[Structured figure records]
— begin —

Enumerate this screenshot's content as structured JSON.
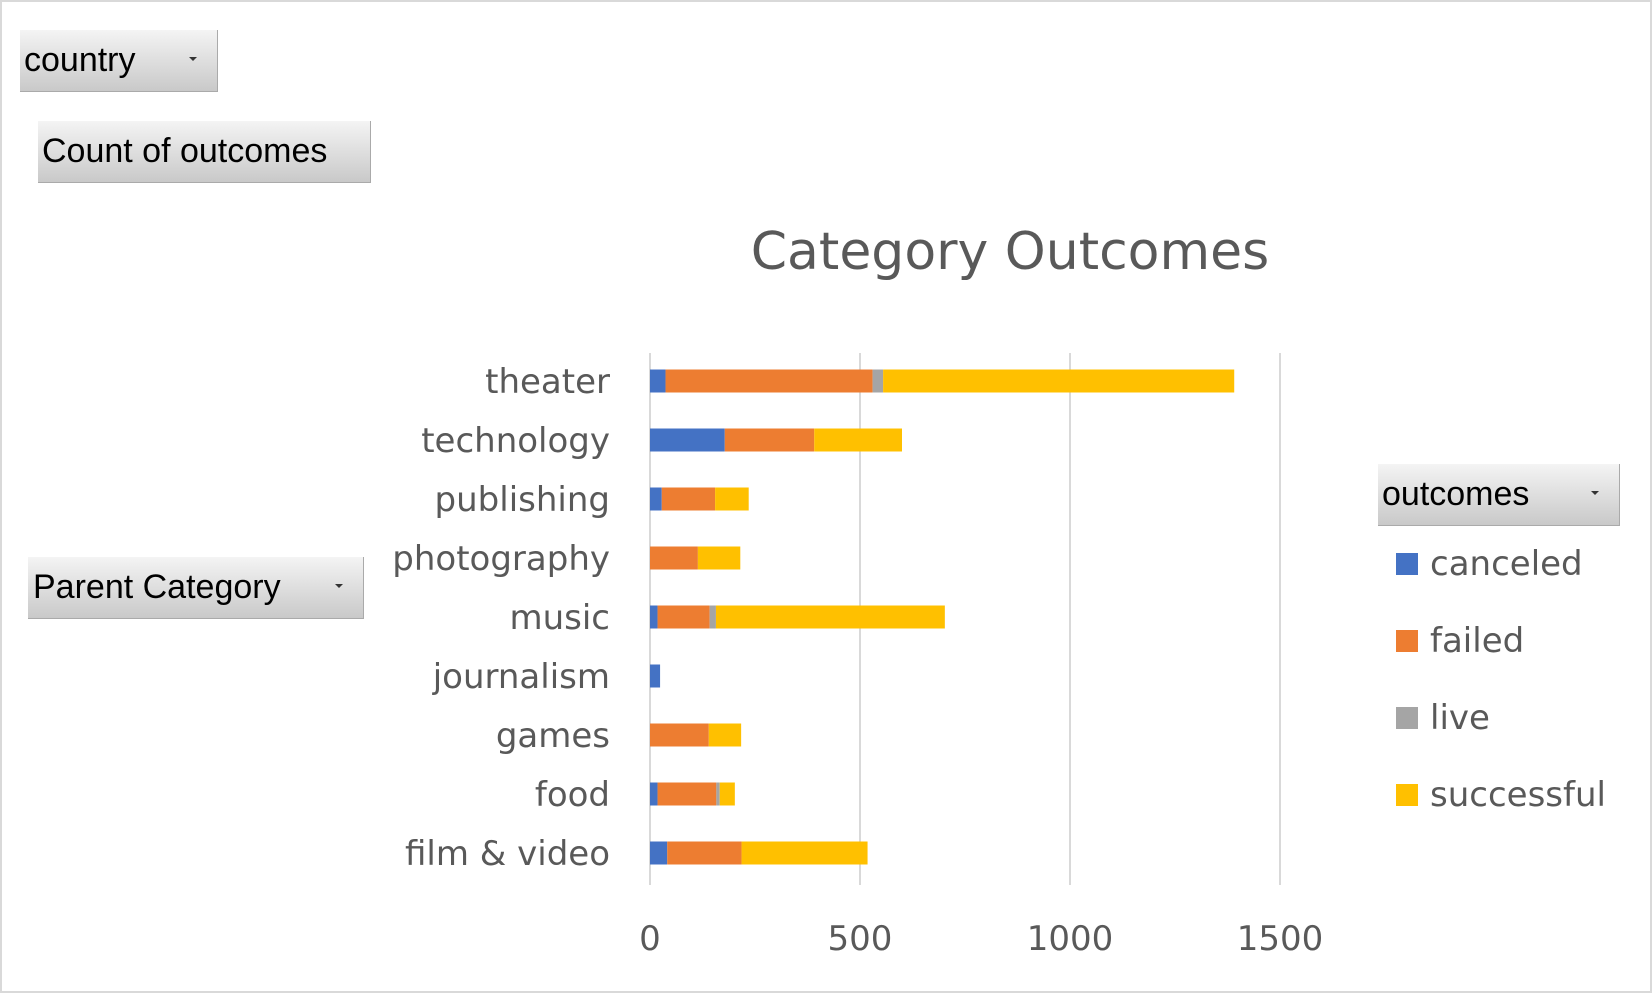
{
  "filters": {
    "country_label": "country",
    "values_label": "Count of outcomes",
    "row_label": "Parent Category",
    "legend_label": "outcomes"
  },
  "colors": {
    "canceled": "#4472c4",
    "failed": "#ed7d31",
    "live": "#a5a5a5",
    "successful": "#ffc000",
    "gridline": "#d9d9d9",
    "text": "#595959"
  },
  "chart_data": {
    "type": "bar",
    "orientation": "horizontal",
    "stacked": true,
    "title": "Category Outcomes",
    "categories": [
      "theater",
      "technology",
      "publishing",
      "photography",
      "music",
      "journalism",
      "games",
      "food",
      "film & video"
    ],
    "series": [
      {
        "name": "canceled",
        "values": [
          37,
          178,
          28,
          0,
          18,
          24,
          0,
          18,
          41
        ]
      },
      {
        "name": "failed",
        "values": [
          493,
          213,
          127,
          114,
          124,
          0,
          140,
          140,
          177
        ]
      },
      {
        "name": "live",
        "values": [
          25,
          0,
          0,
          0,
          15,
          0,
          0,
          8,
          0
        ]
      },
      {
        "name": "successful",
        "values": [
          836,
          209,
          80,
          101,
          545,
          0,
          77,
          36,
          300
        ]
      }
    ],
    "xlim": [
      0,
      1500
    ],
    "xticks": [
      "0",
      "500",
      "1000",
      "1500"
    ],
    "grid": true,
    "legend_position": "right"
  }
}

— end —

### WHAT YOU HAVE TO DO
Replicate the material above verbatim; images stay out of the copy.

### SOLUTION TO THIS EXERCISE
Enumerate this screenshot's content as structured JSON.
{
  "filters": {
    "country_label": "country",
    "values_label": "Count of outcomes",
    "row_label": "Parent Category",
    "legend_label": "outcomes"
  },
  "colors": {
    "canceled": "#4472c4",
    "failed": "#ed7d31",
    "live": "#a5a5a5",
    "successful": "#ffc000",
    "gridline": "#d9d9d9",
    "text": "#595959"
  },
  "chart_data": {
    "type": "bar",
    "orientation": "horizontal",
    "stacked": true,
    "title": "Category Outcomes",
    "categories": [
      "theater",
      "technology",
      "publishing",
      "photography",
      "music",
      "journalism",
      "games",
      "food",
      "film & video"
    ],
    "series": [
      {
        "name": "canceled",
        "values": [
          37,
          178,
          28,
          0,
          18,
          24,
          0,
          18,
          41
        ]
      },
      {
        "name": "failed",
        "values": [
          493,
          213,
          127,
          114,
          124,
          0,
          140,
          140,
          177
        ]
      },
      {
        "name": "live",
        "values": [
          25,
          0,
          0,
          0,
          15,
          0,
          0,
          8,
          0
        ]
      },
      {
        "name": "successful",
        "values": [
          836,
          209,
          80,
          101,
          545,
          0,
          77,
          36,
          300
        ]
      }
    ],
    "xlim": [
      0,
      1500
    ],
    "xticks": [
      "0",
      "500",
      "1000",
      "1500"
    ],
    "grid": true,
    "legend_position": "right"
  }
}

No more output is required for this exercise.